--- start Source records ---
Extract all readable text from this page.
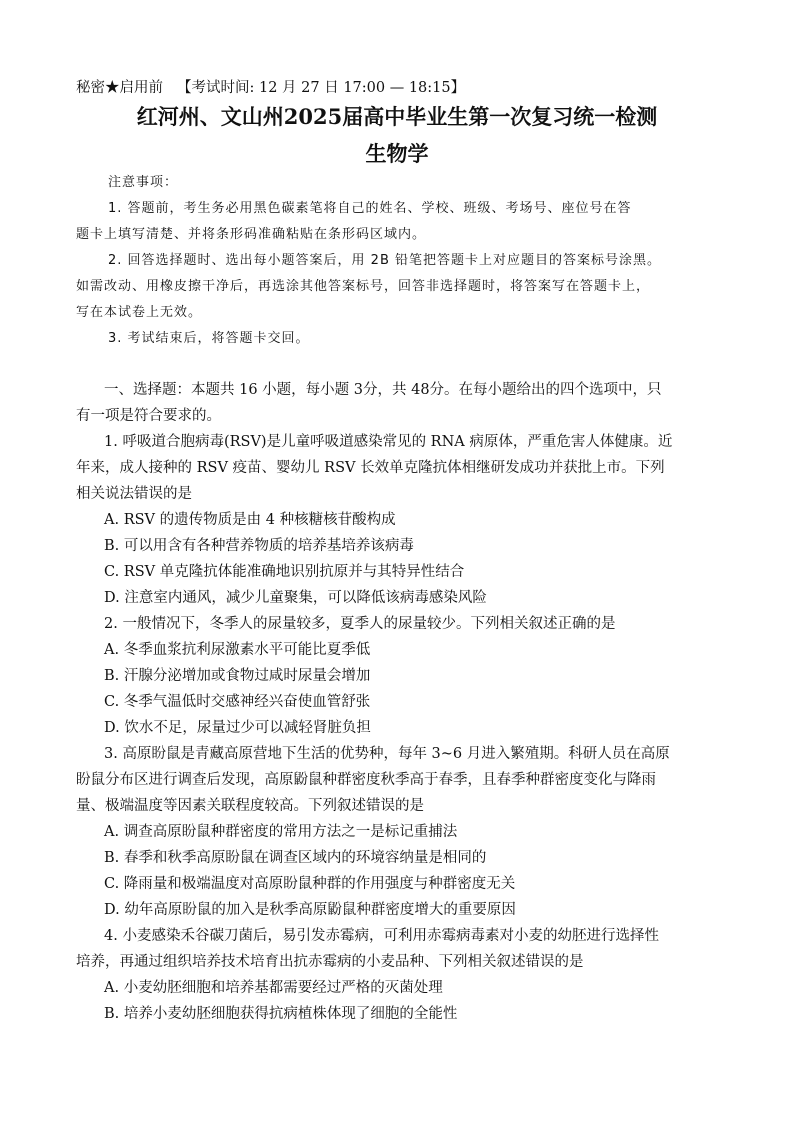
秘密★启用前 【考试时间: 12 月 27 日 17:00 — 18:15】
红河州、文山州2025届高中毕业生第一次复习统一检测
生物学
注意事项：
1. 答题前，考生务必用黑色碳素笔将自己的姓名、学校、班级、考场号、座位号在答
题卡上填写清楚、并将条形码准确粘贴在条形码区域内。
2. 回答选择题时、选出每小题答案后，用 2B 铅笔把答题卡上对应题目的答案标号涂黑。
如需改动、用橡皮擦干净后，再选涂其他答案标号，回答非选择题时，将答案写在答题卡上，
写在本试卷上无效。
3. 考试结束后，将答题卡交回。
一、选择题：本题共 16 小题，每小题 3分，共 48分。在每小题给出的四个选项中，只
有一项是符合要求的。
1. 呼吸道合胞病毒(RSV)是儿童呼吸道感染常见的 RNA 病原体，严重危害人体健康。近
年来，成人接种的 RSV 疫苗、婴幼儿 RSV 长效单克隆抗体相继研发成功并获批上市。下列
相关说法错误的是
A. RSV 的遗传物质是由 4 种核糖核苷酸构成
B. 可以用含有各种营养物质的培养基培养该病毒
C. RSV 单克隆抗体能准确地识别抗原并与其特异性结合
D. 注意室内通风，减少儿童聚集，可以降低该病毒感染风险
2. 一般情况下，冬季人的尿量较多，夏季人的尿量较少。下列相关叙述正确的是
A. 冬季血浆抗利尿激素水平可能比夏季低
B. 汗腺分泌增加或食物过咸时尿量会增加
C. 冬季气温低时交感神经兴奋使血管舒张
D. 饮水不足，尿量过少可以减轻肾脏负担
3. 高原盼鼠是青藏高原营地下生活的优势种，每年 3~6 月进入繁殖期。科研人员在高原
盼鼠分布区进行调查后发现，高原鼢鼠种群密度秋季高于春季，且春季种群密度变化与降雨
量、极端温度等因素关联程度较高。下列叙述错误的是
A. 调查高原盼鼠种群密度的常用方法之一是标记重捕法
B. 春季和秋季高原盼鼠在调查区域内的环境容纳量是相同的
C. 降雨量和极端温度对高原盼鼠种群的作用强度与种群密度无关
D. 幼年高原盼鼠的加入是秋季高原鼢鼠种群密度增大的重要原因
4. 小麦感染禾谷碳刀菌后，易引发赤霉病，可利用赤霉病毒素对小麦的幼胚进行选择性
培养，再通过组织培养技术培育出抗赤霉病的小麦品种、下列相关叙述错误的是
A. 小麦幼胚细胞和培养基都需要经过严格的灭菌处理
B. 培养小麦幼胚细胞获得抗病植株体现了细胞的全能性
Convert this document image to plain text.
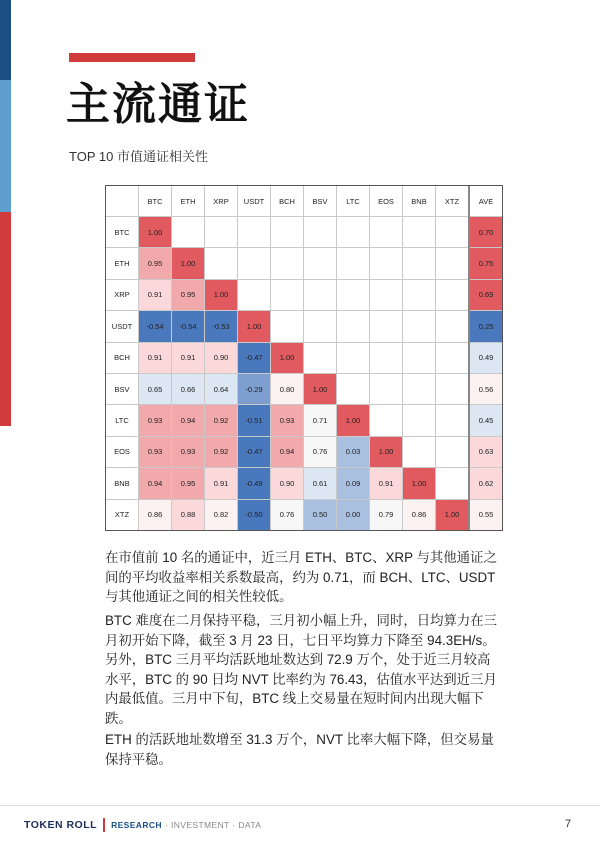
主流通证
TOP 10 市值通证相关性
	BTC	ETH	XRP	USDT	BCH	BSV	LTC	EOS	BNB	XTZ	AVE
BTC	1.00										0.70
ETH	0.95	1.00									0.75
XRP	0.91	0.95	1.00								0.69
USDT	-0.54	-0.54	-0.53	1.00							0.25
BCH	0.91	0.91	0.90	-0.47	1.00						0.49
BSV	0.65	0.66	0.64	-0.29	0.80	1.00					0.56
LTC	0.93	0.94	0.92	-0.51	0.93	0.71	1.00				0.45
EOS	0.93	0.93	0.92	-0.47	0.94	0.76	0.03	1.00			0.63
BNB	0.94	0.95	0.91	-0.49	0.90	0.61	0.09	0.91	1.00		0.62
XTZ	0.86	0.88	0.82	-0.50	0.76	0.50	0.00	0.79	0.86	1.00	0.55

在市值前 10 名的通证中，近三月 ETH、BTC、XRP 与其他通证之间的平均收益率相关系数最高，约为 0.71，而 BCH、LTC、USDT 与其他通证之间的相关性较低。

BTC 难度在二月保持平稳，三月初小幅上升，同时，日均算力在三月初开始下降，截至 3 月 23 日，七日平均算力下降至 94.3EH/s。另外，BTC 三月平均活跃地址数达到 72.9 万个，处于近三月较高水平，BTC 的 90 日均 NVT 比率约为 76.43，估值水平达到近三月内最低值。三月中下旬，BTC 线上交易量在短时间内出现大幅下跌。

ETH 的活跃地址数增至 31.3 万个，NVT 比率大幅下降，但交易量保持平稳。

TOKEN ROLL RESEARCH · INVESTMENT · DATA	7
--- end Source records ---
# Task details:
Which lines hold the string "USDT"? Copy all of them from the data above.

# Result for this task:
	BTC	ETH	XRP	USDT	BCH	BSV	LTC	EOS	BNB	XTZ	AVE
USDT	-0.54	-0.54	-0.53	1.00							0.25
在市值前 10 名的通证中，近三月 ETH、BTC、XRP 与其他通证之间的平均收益率相关系数最高，约为 0.71，而 BCH、LTC、USDT 与其他通证之间的相关性较低。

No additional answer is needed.